» **Prompt**
Write out every single entry exactly.

Data records
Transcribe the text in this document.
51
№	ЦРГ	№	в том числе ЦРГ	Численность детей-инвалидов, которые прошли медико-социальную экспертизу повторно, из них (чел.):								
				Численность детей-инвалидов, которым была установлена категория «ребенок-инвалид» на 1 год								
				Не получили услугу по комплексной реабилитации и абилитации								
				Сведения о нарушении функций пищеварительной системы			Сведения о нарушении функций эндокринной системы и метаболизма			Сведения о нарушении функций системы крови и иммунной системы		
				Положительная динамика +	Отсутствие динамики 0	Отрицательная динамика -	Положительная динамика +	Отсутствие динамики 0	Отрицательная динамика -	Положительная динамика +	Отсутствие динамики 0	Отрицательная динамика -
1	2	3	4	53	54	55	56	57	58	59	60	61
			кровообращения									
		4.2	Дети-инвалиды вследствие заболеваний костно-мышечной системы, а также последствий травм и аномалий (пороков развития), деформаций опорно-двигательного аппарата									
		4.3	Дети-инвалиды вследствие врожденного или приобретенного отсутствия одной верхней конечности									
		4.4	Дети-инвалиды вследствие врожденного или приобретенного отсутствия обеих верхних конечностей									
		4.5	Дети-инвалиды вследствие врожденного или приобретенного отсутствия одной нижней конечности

» **Answer to the problem**
Transcribe the text in this document.
51
№	ЦРГ	№	в том числе ЦРГ	Численность детей-инвалидов, которые прошли медико-социальную экспертизу повторно, из них (чел.):								
				Численность детей-инвалидов, которым была установлена категория «ребенок-инвалид» на 1 год								
				Не получили услугу по комплексной реабилитации и абилитации								
				Сведения о нарушении функций пищеварительной системы			Сведения о нарушении функций эндокринной системы и метаболизма			Сведения о нарушении функций системы крови и иммунной системы		
				Положительная динамика +	Отсутствие динамики 0	Отрицательная динамика -	Положительная динамика +	Отсутствие динамики 0	Отрицательная динамика -	Положительная динамика +	Отсутствие динамики 0	Отрицательная динамика -
1	2	3	4	53	54	55	56	57	58	59	60	61
			кровообращения									
		4.2	Дети-инвалиды вследствие заболеваний костно-мышечной системы, а также последствий травм и аномалий (пороков развития), деформаций опорно-двигательного аппарата									
		4.3	Дети-инвалиды вследствие врожденного или приобретенного отсутствия одной верхней конечности									
		4.4	Дети-инвалиды вследствие врожденного или приобретенного отсутствия обеих верхних конечностей									
		4.5	Дети-инвалиды вследствие врожденного или приобретенного отсутствия одной нижней конечности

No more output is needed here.